**YOUR GOAL**
Quote, without change, all of the lines that follow.

**TASK INPUTS**

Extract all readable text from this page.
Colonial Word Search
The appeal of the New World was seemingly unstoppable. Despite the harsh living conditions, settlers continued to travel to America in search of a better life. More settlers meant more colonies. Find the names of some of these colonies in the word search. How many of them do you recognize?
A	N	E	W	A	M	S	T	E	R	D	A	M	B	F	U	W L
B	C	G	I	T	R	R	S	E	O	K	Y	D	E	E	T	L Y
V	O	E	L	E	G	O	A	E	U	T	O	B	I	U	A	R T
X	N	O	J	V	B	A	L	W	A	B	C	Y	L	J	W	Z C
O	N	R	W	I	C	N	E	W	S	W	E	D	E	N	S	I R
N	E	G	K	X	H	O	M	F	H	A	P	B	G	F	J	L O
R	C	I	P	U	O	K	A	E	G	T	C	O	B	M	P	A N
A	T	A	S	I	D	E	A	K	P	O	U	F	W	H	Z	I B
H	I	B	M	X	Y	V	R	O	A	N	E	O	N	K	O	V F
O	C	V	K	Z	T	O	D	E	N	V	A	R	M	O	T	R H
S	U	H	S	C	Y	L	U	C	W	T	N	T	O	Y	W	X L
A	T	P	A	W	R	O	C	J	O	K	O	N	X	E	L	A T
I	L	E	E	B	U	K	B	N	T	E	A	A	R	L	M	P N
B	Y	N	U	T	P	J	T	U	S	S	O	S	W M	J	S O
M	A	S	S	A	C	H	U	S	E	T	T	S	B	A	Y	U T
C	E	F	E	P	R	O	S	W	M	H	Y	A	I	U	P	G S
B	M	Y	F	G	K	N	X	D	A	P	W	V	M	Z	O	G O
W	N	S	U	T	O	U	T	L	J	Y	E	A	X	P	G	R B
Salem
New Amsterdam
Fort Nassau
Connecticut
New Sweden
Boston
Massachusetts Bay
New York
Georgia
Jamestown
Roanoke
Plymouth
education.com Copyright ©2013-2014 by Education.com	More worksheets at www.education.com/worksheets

**OUTPUT OF THE EXERCISE**
Extract all readable text from this page.
Colonial Word Search
The appeal of the New World was seemingly unstoppable. Despite the harsh living conditions, settlers continued to travel to America in search of a better life. More settlers meant more colonies. Find the names of some of these colonies in the word search. How many of them do you recognize?
A	N	E	W	A	M	S	T	E	R	D	A	M	B	F	U	W L
B	C	G	I	T	R	R	S	E	O	K	Y	D	E	E	T	L Y
V	O	E	L	E	G	O	A	E	U	T	O	B	I	U	A	R T
X	N	O	J	V	B	A	L	W	A	B	C	Y	L	J	W	Z C
O	N	R	W	I	C	N	E	W	S	W	E	D	E	N	S	I R
N	E	G	K	X	H	O	M	F	H	A	P	B	G	F	J	L O
R	C	I	P	U	O	K	A	E	G	T	C	O	B	M	P	A N
A	T	A	S	I	D	E	A	K	P	O	U	F	W	H	Z	I B
H	I	B	M	X	Y	V	R	O	A	N	E	O	N	K	O	V F
O	C	V	K	Z	T	O	D	E	N	V	A	R	M	O	T	R H
S	U	H	S	C	Y	L	U	C	W	T	N	T	O	Y	W	X L
A	T	P	A	W	R	O	C	J	O	K	O	N	X	E	L	A T
I	L	E	E	B	U	K	B	N	T	E	A	A	R	L	M	P N
B	Y	N	U	T	P	J	T	U	S	S	O	S	W M	J	S O
M	A	S	S	A	C	H	U	S	E	T	T	S	B	A	Y	U T
C	E	F	E	P	R	O	S	W	M	H	Y	A	I	U	P	G S
B	M	Y	F	G	K	N	X	D	A	P	W	V	M	Z	O	G O
W	N	S	U	T	O	U	T	L	J	Y	E	A	X	P	G	R B
Salem
New Amsterdam
Fort Nassau
Connecticut
New Sweden
Boston
Massachusetts Bay
New York
Georgia
Jamestown
Roanoke
Plymouth
education.com Copyright ©2013-2014 by Education.com	More worksheets at www.education.com/worksheets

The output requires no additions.